- **DATA TO USE**
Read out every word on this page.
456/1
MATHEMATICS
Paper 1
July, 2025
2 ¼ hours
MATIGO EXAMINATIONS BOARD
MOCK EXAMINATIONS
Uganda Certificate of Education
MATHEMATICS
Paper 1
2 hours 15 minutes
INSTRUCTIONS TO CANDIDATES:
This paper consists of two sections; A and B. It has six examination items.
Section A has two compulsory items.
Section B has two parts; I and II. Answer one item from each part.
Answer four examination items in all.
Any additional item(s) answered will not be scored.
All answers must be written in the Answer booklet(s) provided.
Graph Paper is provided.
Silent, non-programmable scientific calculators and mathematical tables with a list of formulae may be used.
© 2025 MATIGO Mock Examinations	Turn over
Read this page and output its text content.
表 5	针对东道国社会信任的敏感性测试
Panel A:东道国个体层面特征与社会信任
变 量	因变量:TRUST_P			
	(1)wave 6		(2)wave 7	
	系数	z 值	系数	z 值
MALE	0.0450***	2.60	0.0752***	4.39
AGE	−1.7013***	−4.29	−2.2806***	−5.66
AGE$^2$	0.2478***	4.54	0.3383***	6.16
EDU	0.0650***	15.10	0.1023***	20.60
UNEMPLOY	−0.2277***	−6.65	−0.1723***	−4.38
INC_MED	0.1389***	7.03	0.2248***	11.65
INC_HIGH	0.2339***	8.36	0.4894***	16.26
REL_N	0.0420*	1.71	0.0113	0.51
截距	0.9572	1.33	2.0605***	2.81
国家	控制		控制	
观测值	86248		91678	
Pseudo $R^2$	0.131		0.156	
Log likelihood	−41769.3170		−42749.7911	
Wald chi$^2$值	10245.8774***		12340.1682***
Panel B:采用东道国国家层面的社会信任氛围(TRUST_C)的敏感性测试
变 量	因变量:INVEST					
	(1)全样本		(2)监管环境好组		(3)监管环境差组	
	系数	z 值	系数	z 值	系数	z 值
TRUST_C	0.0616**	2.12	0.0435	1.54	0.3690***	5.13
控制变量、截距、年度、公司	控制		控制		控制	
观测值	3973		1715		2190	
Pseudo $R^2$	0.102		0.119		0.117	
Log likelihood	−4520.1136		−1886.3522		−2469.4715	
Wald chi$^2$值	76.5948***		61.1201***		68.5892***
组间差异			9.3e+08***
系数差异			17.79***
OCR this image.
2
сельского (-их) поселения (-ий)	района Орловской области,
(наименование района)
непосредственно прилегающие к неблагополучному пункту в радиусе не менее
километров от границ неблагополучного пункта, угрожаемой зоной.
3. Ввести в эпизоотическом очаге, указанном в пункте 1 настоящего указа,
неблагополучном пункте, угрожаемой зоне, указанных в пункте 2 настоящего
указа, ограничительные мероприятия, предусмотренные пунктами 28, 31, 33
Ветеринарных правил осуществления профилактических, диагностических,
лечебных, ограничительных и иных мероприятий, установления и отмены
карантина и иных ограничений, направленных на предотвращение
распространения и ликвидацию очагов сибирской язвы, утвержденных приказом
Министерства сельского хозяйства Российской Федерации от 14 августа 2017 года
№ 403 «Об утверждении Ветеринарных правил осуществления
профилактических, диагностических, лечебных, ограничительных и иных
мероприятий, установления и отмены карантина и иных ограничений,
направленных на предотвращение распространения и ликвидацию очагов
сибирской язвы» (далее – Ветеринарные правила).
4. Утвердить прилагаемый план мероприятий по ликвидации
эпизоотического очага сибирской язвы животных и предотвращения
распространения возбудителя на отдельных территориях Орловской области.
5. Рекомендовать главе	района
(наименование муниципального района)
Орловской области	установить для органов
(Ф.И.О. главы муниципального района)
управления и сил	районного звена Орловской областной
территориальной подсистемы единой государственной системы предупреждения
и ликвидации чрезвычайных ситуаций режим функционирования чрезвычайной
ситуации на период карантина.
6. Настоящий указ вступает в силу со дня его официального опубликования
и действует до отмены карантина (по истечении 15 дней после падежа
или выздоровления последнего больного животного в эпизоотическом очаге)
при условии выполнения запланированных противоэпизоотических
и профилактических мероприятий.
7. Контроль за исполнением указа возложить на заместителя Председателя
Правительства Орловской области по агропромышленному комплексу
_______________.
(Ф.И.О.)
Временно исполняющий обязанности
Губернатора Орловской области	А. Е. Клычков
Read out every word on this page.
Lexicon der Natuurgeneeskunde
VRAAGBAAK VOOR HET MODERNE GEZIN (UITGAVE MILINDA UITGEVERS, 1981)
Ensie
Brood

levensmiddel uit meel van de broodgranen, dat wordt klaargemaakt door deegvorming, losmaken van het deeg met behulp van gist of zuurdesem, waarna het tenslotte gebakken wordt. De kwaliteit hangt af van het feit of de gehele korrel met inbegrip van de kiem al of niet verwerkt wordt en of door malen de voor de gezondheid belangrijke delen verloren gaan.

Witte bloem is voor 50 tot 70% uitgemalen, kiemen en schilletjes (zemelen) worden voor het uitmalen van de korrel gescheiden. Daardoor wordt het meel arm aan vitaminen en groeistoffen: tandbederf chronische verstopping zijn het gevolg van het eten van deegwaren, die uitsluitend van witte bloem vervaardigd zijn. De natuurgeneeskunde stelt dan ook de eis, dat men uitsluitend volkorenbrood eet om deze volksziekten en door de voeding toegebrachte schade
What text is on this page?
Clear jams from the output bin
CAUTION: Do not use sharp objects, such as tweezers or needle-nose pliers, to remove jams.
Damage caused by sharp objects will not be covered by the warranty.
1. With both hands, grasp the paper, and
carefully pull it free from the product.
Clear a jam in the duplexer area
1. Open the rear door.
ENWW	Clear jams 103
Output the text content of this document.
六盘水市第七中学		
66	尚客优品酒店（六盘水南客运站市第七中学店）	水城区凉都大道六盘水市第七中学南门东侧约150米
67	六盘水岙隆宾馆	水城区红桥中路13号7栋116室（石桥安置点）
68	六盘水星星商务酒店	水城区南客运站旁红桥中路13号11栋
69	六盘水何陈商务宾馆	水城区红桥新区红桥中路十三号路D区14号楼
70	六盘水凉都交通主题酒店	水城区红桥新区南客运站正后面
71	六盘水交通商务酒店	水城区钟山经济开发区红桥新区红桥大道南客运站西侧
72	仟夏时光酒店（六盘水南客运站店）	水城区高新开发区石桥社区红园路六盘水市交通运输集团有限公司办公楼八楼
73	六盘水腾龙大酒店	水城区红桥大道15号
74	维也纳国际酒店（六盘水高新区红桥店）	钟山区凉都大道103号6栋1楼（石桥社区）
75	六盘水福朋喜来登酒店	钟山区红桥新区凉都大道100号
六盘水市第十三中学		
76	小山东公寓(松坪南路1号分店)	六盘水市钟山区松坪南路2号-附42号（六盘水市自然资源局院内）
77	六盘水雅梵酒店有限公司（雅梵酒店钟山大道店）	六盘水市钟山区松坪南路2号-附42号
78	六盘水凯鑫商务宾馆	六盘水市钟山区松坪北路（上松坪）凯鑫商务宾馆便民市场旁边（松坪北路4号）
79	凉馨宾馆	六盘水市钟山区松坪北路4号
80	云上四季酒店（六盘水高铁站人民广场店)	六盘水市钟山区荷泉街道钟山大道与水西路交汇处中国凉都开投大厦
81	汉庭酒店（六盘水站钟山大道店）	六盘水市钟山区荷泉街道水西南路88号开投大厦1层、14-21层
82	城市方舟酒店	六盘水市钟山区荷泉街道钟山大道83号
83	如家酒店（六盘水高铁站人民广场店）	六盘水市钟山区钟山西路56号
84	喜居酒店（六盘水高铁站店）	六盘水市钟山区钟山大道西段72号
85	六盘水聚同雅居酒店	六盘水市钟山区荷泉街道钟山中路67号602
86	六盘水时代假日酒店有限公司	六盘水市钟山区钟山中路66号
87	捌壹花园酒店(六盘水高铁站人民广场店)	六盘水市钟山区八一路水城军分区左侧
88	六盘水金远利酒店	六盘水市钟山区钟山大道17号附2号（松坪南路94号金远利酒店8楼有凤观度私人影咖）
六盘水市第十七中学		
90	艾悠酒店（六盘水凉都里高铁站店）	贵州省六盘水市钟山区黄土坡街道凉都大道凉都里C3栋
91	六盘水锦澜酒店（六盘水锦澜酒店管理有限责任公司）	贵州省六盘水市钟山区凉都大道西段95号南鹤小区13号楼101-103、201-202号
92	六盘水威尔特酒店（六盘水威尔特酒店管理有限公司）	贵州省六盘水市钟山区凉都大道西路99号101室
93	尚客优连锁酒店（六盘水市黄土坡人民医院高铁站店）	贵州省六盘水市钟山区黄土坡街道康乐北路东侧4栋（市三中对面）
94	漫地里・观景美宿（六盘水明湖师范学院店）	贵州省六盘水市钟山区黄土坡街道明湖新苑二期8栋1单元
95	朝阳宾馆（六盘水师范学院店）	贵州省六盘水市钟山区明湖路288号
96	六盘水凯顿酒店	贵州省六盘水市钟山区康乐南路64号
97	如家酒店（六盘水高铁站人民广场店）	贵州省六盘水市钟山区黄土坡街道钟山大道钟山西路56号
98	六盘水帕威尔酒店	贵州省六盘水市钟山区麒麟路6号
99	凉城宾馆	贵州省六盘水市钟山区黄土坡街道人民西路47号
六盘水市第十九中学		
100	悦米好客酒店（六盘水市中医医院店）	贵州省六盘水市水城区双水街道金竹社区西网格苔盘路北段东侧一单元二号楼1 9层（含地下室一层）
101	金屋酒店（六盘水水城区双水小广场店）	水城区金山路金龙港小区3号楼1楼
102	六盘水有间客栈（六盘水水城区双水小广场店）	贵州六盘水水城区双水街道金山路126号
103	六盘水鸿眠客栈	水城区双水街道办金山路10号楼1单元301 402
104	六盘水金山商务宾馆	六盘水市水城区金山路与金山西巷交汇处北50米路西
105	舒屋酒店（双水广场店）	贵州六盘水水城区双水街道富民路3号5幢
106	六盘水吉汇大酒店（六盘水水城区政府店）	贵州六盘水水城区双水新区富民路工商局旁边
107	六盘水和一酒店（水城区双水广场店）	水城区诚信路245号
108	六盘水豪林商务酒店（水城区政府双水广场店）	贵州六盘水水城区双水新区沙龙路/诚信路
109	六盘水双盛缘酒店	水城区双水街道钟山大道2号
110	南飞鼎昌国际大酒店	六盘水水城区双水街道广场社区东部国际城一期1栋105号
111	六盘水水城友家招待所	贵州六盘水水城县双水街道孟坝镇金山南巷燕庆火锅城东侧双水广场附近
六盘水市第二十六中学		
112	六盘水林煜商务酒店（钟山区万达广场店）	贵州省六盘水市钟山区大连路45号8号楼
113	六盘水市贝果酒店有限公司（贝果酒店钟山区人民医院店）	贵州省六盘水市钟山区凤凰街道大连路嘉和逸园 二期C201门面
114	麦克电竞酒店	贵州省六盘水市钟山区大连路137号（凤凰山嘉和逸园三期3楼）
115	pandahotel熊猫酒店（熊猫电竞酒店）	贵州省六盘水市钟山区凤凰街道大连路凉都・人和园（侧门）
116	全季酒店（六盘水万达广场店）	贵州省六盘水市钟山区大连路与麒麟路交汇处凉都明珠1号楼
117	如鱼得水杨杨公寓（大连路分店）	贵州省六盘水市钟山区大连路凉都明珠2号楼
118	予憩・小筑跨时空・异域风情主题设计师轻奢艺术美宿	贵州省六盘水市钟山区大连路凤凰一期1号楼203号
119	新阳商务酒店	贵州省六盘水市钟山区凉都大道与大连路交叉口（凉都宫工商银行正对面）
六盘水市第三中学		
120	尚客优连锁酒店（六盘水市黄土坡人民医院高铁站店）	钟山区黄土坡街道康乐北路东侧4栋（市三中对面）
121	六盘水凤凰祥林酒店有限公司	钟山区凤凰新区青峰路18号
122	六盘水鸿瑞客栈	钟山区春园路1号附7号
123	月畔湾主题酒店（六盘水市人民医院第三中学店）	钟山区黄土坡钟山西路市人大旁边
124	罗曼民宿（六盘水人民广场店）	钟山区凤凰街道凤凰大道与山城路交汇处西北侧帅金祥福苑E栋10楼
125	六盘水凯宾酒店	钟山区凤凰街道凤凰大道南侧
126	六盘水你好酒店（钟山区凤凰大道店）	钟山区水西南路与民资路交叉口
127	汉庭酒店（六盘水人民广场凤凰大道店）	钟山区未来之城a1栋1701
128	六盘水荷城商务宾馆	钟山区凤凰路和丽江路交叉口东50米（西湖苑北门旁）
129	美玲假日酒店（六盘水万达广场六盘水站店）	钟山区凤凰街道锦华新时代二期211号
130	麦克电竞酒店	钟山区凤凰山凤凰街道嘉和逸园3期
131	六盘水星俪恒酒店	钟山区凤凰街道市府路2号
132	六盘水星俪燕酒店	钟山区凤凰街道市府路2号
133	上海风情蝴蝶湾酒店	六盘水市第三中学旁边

- **TASK DETAILS**
From the listing above, pick out every line containing "Panel".

- **FULL ANSWER**
Panel A:东道国个体层面特征与社会信任
Panel B:采用东道国国家层面的社会信任氛围(TRUST_C)的敏感性测试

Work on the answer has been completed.